The exercise:
The lines to transcribe begin with the one containing "Output the text content of this document." and end with the last line below; reproduce them exactly, without the pictures.

Source records:
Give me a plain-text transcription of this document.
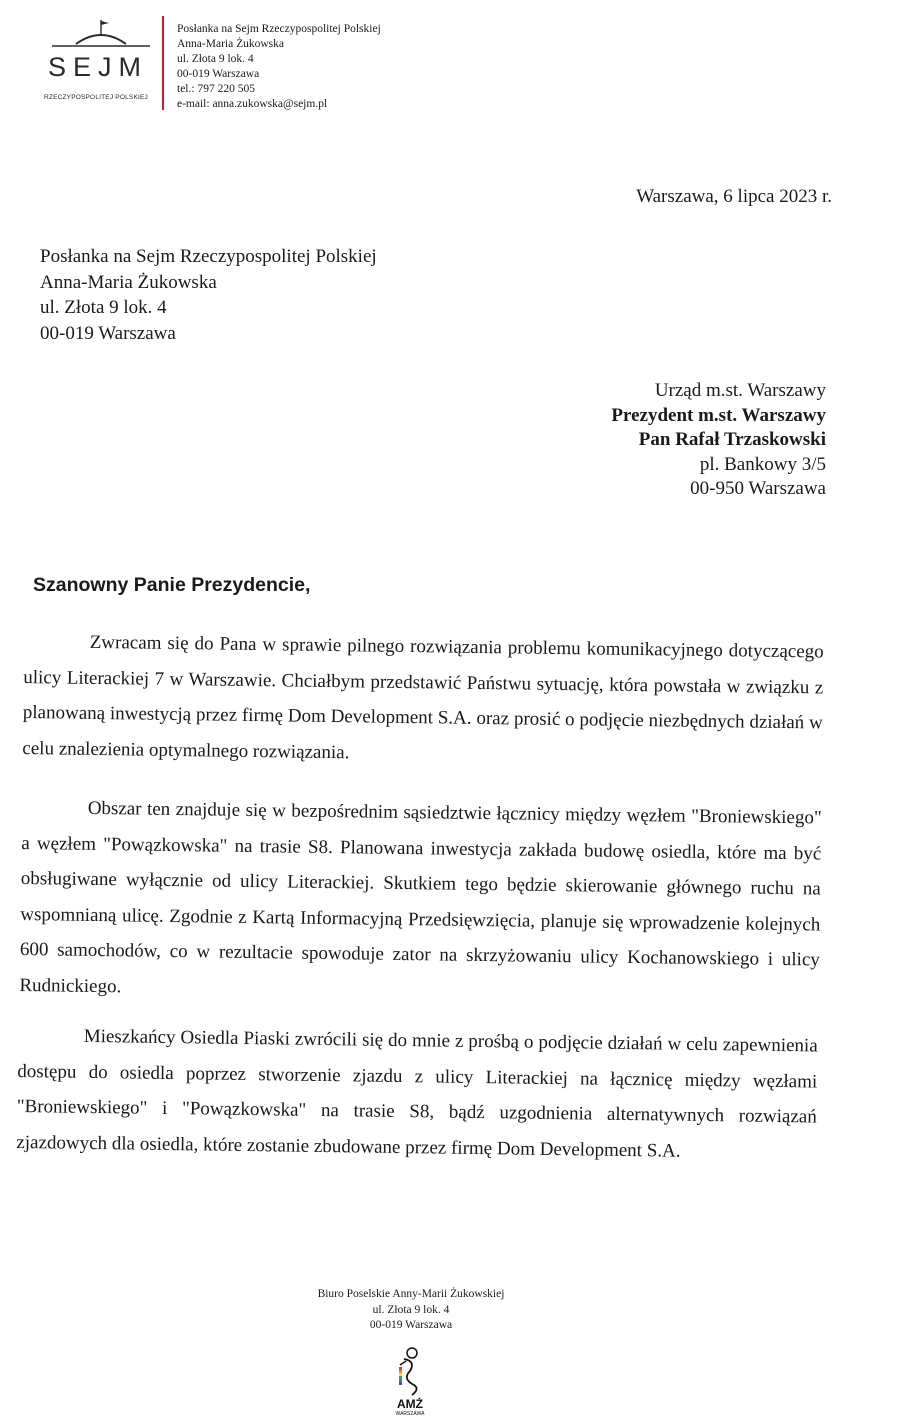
SEJM
RZECZYPOSPOLITEJ POLSKIEJ
Posłanka na Sejm Rzeczypospolitej Polskiej
Anna-Maria Żukowska
ul. Złota 9 lok. 4
00-019 Warszawa
tel.: 797 220 505
e-mail: anna.zukowska@sejm.pl
Warszawa, 6 lipca 2023 r.
Posłanka na Sejm Rzeczypospolitej Polskiej
Anna-Maria Żukowska
ul. Złota 9 lok. 4
00-019 Warszawa
Urząd m.st. Warszawy
Prezydent m.st. Warszawy
Pan Rafał Trzaskowski
pl. Bankowy 3/5
00-950 Warszawa
Szanowny Panie Prezydencie,

Zwracam się do Pana w sprawie pilnego rozwiązania problemu komunikacyjnego dotyczącego ulicy Literackiej 7 w Warszawie. Chciałbym przedstawić Państwu sytuację, która powstała w związku z planowaną inwestycją przez firmę Dom Development S.A. oraz prosić o podjęcie niezbędnych działań w celu znalezienia optymalnego rozwiązania.

Obszar ten znajduje się w bezpośrednim sąsiedztwie łącznicy między węzłem "Broniewskiego" a węzłem "Powązkowska" na trasie S8. Planowana inwestycja zakłada budowę osiedla, które ma być obsługiwane wyłącznie od ulicy Literackiej. Skutkiem tego będzie skierowanie głównego ruchu na wspomnianą ulicę. Zgodnie z Kartą Informacyjną Przedsięwzięcia, planuje się wprowadzenie kolejnych 600 samochodów, co w rezultacie spowoduje zator na skrzyżowaniu ulicy Kochanowskiego i ulicy Rudnickiego.

Mieszkańcy Osiedla Piaski zwrócili się do mnie z prośbą o podjęcie działań w celu zapewnienia dostępu do osiedla poprzez stworzenie zjazdu z ulicy Literackiej na łącznicę między węzłami "Broniewskiego" i "Powązkowska" na trasie S8, bądź uzgodnienia alternatywnych rozwiązań zjazdowych dla osiedla, które zostanie zbudowane przez firmę Dom Development S.A.

Biuro Poselskie Anny-Marii Żukowskiej
ul. Złota 9 lok. 4
00-019 Warszawa
AMŻ
WARSZAWA
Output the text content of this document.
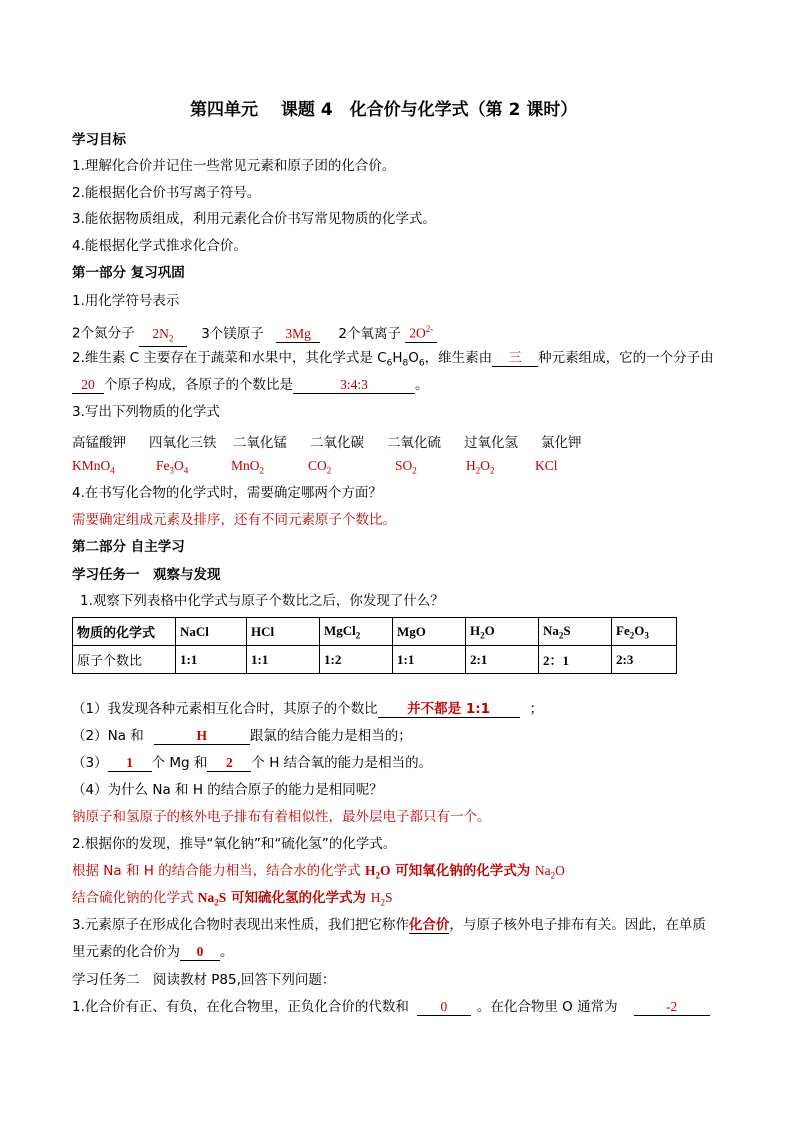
第四单元　 课题 4　化合价与化学式（第 2 课时）
学习目标
1.理解化合价并记住一些常见元素和原子团的化合价。
2.能根据化合价书写离子符号。
3.能依据物质组成，利用元素化合价书写常见物质的化学式。
4.能根据化学式推求化合价。
第一部分 复习巩固
1.用化学符号表示
2个氮分子 $2N_2$ 3个镁原子 3Mg 2个氧离子 $2O^{2-}$
2.维生素 C 主要存在于蔬菜和水果中，其化学式是 $C_6H_8O_6$，维生素由 三 种元素组成，它的一个分子由
20 个原子构成，各原子的个数比是	3:4:3	。
3.写出下列物质的化学式
高锰酸钾 四氧化三铁 二氧化锰 二氧化碳 二氧化硫 过氧化氢 氯化钾
KMnO$_4$	$Fe_3O_4$	MnO$_2$	$CO_2$	$SO_2$	$H_2O_2$	KCl
4.在书写化合物的化学式时，需要确定哪两个方面？
需要确定组成元素及排序，还有不同元素原子个数比。
第二部分 自主学习
学习任务一　观察与发现
1.观察下列表格中化学式与原子个数比之后，你发现了什么？
物质的化学式	NaCl	HCl	MgCl$_2$	MgO	$H_2O$	$Na_2S$	$Fe_2O_3$
原子个数比	1:1	1:1	1:2	1:1	2:1	2：1	2:3
（1）我发现各种元素相互化合时，其原子的个数比 并不都是 1:1	；
（2）Na 和	H	跟氯的结合能力是相当的；
（3） 1 个 Mg 和 2 个 H 结合氧的能力是相当的。
（4）为什么 Na 和 H 的结合原子的能力是相同呢？
钠原子和氢原子的核外电子排布有着相似性，最外层电子都只有一个。
2.根据你的发现，推导“氧化钠”和“硫化氢”的化学式。
根据 Na 和 H 的结合能力相当，结合水的化学式 $H_2O$ 可知氧化钠的化学式为 $Na_2O$
结合硫化钠的化学式 $Na_2S$ 可知硫化氢的化学式为 $H_2S$
3.元素原子在形成化合物时表现出来性质，我们把它称作化合价，与原子核外电子排布有关。因此，在单质
里元素的化合价为 0 。
学习任务二　阅读教材 P85,回答下列问题：
1.化合价有正、有负，在化合物里，正负化合价的代数和 0 。在化合物里 O 通常为	-2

Exercise answer:
Output the text content of this document.
第四单元　 课题 4　化合价与化学式（第 2 课时）
学习目标
1.理解化合价并记住一些常见元素和原子团的化合价。
2.能根据化合价书写离子符号。
3.能依据物质组成，利用元素化合价书写常见物质的化学式。
4.能根据化学式推求化合价。
第一部分 复习巩固
1.用化学符号表示
2个氮分子 $2N_2$ 3个镁原子 3Mg 2个氧离子 $2O^{2-}$
2.维生素 C 主要存在于蔬菜和水果中，其化学式是 $C_6H_8O_6$，维生素由 三 种元素组成，它的一个分子由
20 个原子构成，各原子的个数比是	3:4:3	。
3.写出下列物质的化学式
高锰酸钾 四氧化三铁 二氧化锰 二氧化碳 二氧化硫 过氧化氢 氯化钾
KMnO$_4$	$Fe_3O_4$	MnO$_2$	$CO_2$	$SO_2$	$H_2O_2$	KCl
4.在书写化合物的化学式时，需要确定哪两个方面？
需要确定组成元素及排序，还有不同元素原子个数比。
第二部分 自主学习
学习任务一　观察与发现
1.观察下列表格中化学式与原子个数比之后，你发现了什么？
物质的化学式	NaCl	HCl	MgCl$_2$	MgO	$H_2O$	$Na_2S$	$Fe_2O_3$
原子个数比	1:1	1:1	1:2	1:1	2:1	2：1	2:3
（1）我发现各种元素相互化合时，其原子的个数比 并不都是 1:1	；
（2）Na 和	H	跟氯的结合能力是相当的；
（3） 1 个 Mg 和 2 个 H 结合氧的能力是相当的。
（4）为什么 Na 和 H 的结合原子的能力是相同呢？
钠原子和氢原子的核外电子排布有着相似性，最外层电子都只有一个。
2.根据你的发现，推导“氧化钠”和“硫化氢”的化学式。
根据 Na 和 H 的结合能力相当，结合水的化学式 $H_2O$ 可知氧化钠的化学式为 $Na_2O$
结合硫化钠的化学式 $Na_2S$ 可知硫化氢的化学式为 $H_2S$
3.元素原子在形成化合物时表现出来性质，我们把它称作化合价，与原子核外电子排布有关。因此，在单质
里元素的化合价为 0 。
学习任务二　阅读教材 P85,回答下列问题：
1.化合价有正、有负，在化合物里，正负化合价的代数和 0 。在化合物里 O 通常为	-2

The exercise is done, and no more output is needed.